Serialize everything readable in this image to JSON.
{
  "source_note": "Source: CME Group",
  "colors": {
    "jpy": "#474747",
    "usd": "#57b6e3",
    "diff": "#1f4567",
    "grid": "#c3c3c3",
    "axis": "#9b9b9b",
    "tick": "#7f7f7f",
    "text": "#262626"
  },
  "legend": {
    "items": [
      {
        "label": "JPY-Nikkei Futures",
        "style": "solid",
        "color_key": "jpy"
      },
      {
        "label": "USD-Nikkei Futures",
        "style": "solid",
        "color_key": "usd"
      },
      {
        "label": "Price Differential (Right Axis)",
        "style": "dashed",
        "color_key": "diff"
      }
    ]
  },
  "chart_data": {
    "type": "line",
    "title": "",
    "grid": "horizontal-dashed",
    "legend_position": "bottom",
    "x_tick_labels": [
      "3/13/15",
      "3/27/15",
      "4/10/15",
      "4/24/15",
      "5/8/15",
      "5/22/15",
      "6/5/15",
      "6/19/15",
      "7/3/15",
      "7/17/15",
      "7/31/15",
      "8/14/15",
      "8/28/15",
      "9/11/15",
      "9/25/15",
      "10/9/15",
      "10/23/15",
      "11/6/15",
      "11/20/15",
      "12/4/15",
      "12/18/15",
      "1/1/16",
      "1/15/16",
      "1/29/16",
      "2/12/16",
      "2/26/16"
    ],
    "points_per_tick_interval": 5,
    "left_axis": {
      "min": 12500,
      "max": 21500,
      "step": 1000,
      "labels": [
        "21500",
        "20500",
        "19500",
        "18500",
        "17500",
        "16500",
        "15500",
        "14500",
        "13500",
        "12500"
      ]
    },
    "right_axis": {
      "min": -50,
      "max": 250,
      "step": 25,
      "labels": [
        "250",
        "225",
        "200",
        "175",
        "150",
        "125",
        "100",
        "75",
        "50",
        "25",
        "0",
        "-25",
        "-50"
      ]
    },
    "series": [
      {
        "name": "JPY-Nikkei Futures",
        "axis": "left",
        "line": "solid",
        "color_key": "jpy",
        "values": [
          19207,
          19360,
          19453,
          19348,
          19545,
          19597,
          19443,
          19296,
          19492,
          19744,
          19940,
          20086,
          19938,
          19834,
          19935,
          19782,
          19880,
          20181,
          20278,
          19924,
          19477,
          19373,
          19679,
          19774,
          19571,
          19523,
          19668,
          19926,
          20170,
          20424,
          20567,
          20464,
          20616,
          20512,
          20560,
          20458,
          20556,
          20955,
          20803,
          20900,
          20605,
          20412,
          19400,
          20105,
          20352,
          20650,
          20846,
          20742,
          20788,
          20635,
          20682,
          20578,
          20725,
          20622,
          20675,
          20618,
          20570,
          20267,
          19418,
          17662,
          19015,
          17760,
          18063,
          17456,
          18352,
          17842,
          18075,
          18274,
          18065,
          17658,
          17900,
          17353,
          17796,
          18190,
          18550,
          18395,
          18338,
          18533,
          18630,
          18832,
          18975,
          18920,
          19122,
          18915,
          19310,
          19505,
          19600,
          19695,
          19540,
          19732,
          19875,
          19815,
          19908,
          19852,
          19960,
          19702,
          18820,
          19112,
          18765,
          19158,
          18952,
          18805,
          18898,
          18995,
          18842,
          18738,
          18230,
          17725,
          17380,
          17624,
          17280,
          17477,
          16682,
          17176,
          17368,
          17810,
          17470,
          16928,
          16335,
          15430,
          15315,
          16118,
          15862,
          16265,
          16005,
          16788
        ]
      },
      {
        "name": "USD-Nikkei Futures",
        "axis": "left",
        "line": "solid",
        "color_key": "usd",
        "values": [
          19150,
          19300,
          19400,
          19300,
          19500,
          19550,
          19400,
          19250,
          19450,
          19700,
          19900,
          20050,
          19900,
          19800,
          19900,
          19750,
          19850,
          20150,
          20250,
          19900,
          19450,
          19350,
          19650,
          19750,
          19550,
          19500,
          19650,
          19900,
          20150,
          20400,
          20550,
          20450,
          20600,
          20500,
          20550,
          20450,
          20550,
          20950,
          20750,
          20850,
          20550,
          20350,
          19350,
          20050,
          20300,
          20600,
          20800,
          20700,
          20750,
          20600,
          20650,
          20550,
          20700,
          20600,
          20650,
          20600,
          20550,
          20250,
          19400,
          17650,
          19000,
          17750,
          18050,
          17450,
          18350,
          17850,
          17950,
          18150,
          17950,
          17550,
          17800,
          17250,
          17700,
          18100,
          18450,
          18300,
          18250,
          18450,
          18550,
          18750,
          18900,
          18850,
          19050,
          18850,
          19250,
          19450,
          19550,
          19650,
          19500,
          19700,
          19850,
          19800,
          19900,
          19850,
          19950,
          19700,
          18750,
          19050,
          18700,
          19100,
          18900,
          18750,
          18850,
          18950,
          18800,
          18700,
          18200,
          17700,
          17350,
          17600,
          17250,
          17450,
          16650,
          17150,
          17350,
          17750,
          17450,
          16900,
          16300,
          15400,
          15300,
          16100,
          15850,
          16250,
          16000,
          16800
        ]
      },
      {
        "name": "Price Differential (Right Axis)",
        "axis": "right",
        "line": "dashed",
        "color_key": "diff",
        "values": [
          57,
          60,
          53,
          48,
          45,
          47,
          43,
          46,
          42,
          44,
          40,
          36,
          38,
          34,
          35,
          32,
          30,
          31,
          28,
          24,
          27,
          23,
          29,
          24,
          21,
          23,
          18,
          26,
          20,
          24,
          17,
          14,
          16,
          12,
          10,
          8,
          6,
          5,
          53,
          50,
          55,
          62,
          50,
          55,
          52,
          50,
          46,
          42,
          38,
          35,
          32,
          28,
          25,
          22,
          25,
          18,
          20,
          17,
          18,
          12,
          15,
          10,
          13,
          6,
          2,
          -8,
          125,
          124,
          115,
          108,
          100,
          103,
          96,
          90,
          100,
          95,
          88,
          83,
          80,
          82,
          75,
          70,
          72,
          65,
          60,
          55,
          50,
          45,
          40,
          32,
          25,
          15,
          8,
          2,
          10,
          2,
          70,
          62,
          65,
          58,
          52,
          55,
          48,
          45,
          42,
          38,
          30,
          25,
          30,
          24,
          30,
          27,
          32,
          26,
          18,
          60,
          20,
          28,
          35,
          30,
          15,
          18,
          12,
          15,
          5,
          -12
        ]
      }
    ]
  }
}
--------------------------------
Copy all of the data. Keep every word exactly as it is.

Serialize everything readable in this image to JSON.
{
  "source_note": "Source: CME Group",
  "colors": {
    "jpy": "#474747",
    "usd": "#57b6e3",
    "diff": "#1f4567",
    "grid": "#c3c3c3",
    "axis": "#9b9b9b",
    "tick": "#7f7f7f",
    "text": "#262626"
  },
  "legend": {
    "items": [
      {
        "label": "JPY-Nikkei Futures",
        "style": "solid",
        "color_key": "jpy"
      },
      {
        "label": "USD-Nikkei Futures",
        "style": "solid",
        "color_key": "usd"
      },
      {
        "label": "Price Differential (Right Axis)",
        "style": "dashed",
        "color_key": "diff"
      }
    ]
  },
  "chart_data": {
    "type": "line",
    "title": "",
    "grid": "horizontal-dashed",
    "legend_position": "bottom",
    "x_tick_labels": [
      "3/13/15",
      "3/27/15",
      "4/10/15",
      "4/24/15",
      "5/8/15",
      "5/22/15",
      "6/5/15",
      "6/19/15",
      "7/3/15",
      "7/17/15",
      "7/31/15",
      "8/14/15",
      "8/28/15",
      "9/11/15",
      "9/25/15",
      "10/9/15",
      "10/23/15",
      "11/6/15",
      "11/20/15",
      "12/4/15",
      "12/18/15",
      "1/1/16",
      "1/15/16",
      "1/29/16",
      "2/12/16",
      "2/26/16"
    ],
    "points_per_tick_interval": 5,
    "left_axis": {
      "min": 12500,
      "max": 21500,
      "step": 1000,
      "labels": [
        "21500",
        "20500",
        "19500",
        "18500",
        "17500",
        "16500",
        "15500",
        "14500",
        "13500",
        "12500"
      ]
    },
    "right_axis": {
      "min": -50,
      "max": 250,
      "step": 25,
      "labels": [
        "250",
        "225",
        "200",
        "175",
        "150",
        "125",
        "100",
        "75",
        "50",
        "25",
        "0",
        "-25",
        "-50"
      ]
    },
    "series": [
      {
        "name": "JPY-Nikkei Futures",
        "axis": "left",
        "line": "solid",
        "color_key": "jpy",
        "values": [
          19207,
          19360,
          19453,
          19348,
          19545,
          19597,
          19443,
          19296,
          19492,
          19744,
          19940,
          20086,
          19938,
          19834,
          19935,
          19782,
          19880,
          20181,
          20278,
          19924,
          19477,
          19373,
          19679,
          19774,
          19571,
          19523,
          19668,
          19926,
          20170,
          20424,
          20567,
          20464,
          20616,
          20512,
          20560,
          20458,
          20556,
          20955,
          20803,
          20900,
          20605,
          20412,
          19400,
          20105,
          20352,
          20650,
          20846,
          20742,
          20788,
          20635,
          20682,
          20578,
          20725,
          20622,
          20675,
          20618,
          20570,
          20267,
          19418,
          17662,
          19015,
          17760,
          18063,
          17456,
          18352,
          17842,
          18075,
          18274,
          18065,
          17658,
          17900,
          17353,
          17796,
          18190,
          18550,
          18395,
          18338,
          18533,
          18630,
          18832,
          18975,
          18920,
          19122,
          18915,
          19310,
          19505,
          19600,
          19695,
          19540,
          19732,
          19875,
          19815,
          19908,
          19852,
          19960,
          19702,
          18820,
          19112,
          18765,
          19158,
          18952,
          18805,
          18898,
          18995,
          18842,
          18738,
          18230,
          17725,
          17380,
          17624,
          17280,
          17477,
          16682,
          17176,
          17368,
          17810,
          17470,
          16928,
          16335,
          15430,
          15315,
          16118,
          15862,
          16265,
          16005,
          16788
        ]
      },
      {
        "name": "USD-Nikkei Futures",
        "axis": "left",
        "line": "solid",
        "color_key": "usd",
        "values": [
          19150,
          19300,
          19400,
          19300,
          19500,
          19550,
          19400,
          19250,
          19450,
          19700,
          19900,
          20050,
          19900,
          19800,
          19900,
          19750,
          19850,
          20150,
          20250,
          19900,
          19450,
          19350,
          19650,
          19750,
          19550,
          19500,
          19650,
          19900,
          20150,
          20400,
          20550,
          20450,
          20600,
          20500,
          20550,
          20450,
          20550,
          20950,
          20750,
          20850,
          20550,
          20350,
          19350,
          20050,
          20300,
          20600,
          20800,
          20700,
          20750,
          20600,
          20650,
          20550,
          20700,
          20600,
          20650,
          20600,
          20550,
          20250,
          19400,
          17650,
          19000,
          17750,
          18050,
          17450,
          18350,
          17850,
          17950,
          18150,
          17950,
          17550,
          17800,
          17250,
          17700,
          18100,
          18450,
          18300,
          18250,
          18450,
          18550,
          18750,
          18900,
          18850,
          19050,
          18850,
          19250,
          19450,
          19550,
          19650,
          19500,
          19700,
          19850,
          19800,
          19900,
          19850,
          19950,
          19700,
          18750,
          19050,
          18700,
          19100,
          18900,
          18750,
          18850,
          18950,
          18800,
          18700,
          18200,
          17700,
          17350,
          17600,
          17250,
          17450,
          16650,
          17150,
          17350,
          17750,
          17450,
          16900,
          16300,
          15400,
          15300,
          16100,
          15850,
          16250,
          16000,
          16800
        ]
      },
      {
        "name": "Price Differential (Right Axis)",
        "axis": "right",
        "line": "dashed",
        "color_key": "diff",
        "values": [
          57,
          60,
          53,
          48,
          45,
          47,
          43,
          46,
          42,
          44,
          40,
          36,
          38,
          34,
          35,
          32,
          30,
          31,
          28,
          24,
          27,
          23,
          29,
          24,
          21,
          23,
          18,
          26,
          20,
          24,
          17,
          14,
          16,
          12,
          10,
          8,
          6,
          5,
          53,
          50,
          55,
          62,
          50,
          55,
          52,
          50,
          46,
          42,
          38,
          35,
          32,
          28,
          25,
          22,
          25,
          18,
          20,
          17,
          18,
          12,
          15,
          10,
          13,
          6,
          2,
          -8,
          125,
          124,
          115,
          108,
          100,
          103,
          96,
          90,
          100,
          95,
          88,
          83,
          80,
          82,
          75,
          70,
          72,
          65,
          60,
          55,
          50,
          45,
          40,
          32,
          25,
          15,
          8,
          2,
          10,
          2,
          70,
          62,
          65,
          58,
          52,
          55,
          48,
          45,
          42,
          38,
          30,
          25,
          30,
          24,
          30,
          27,
          32,
          26,
          18,
          60,
          20,
          28,
          35,
          30,
          15,
          18,
          12,
          15,
          5,
          -12
        ]
      }
    ]
  }
}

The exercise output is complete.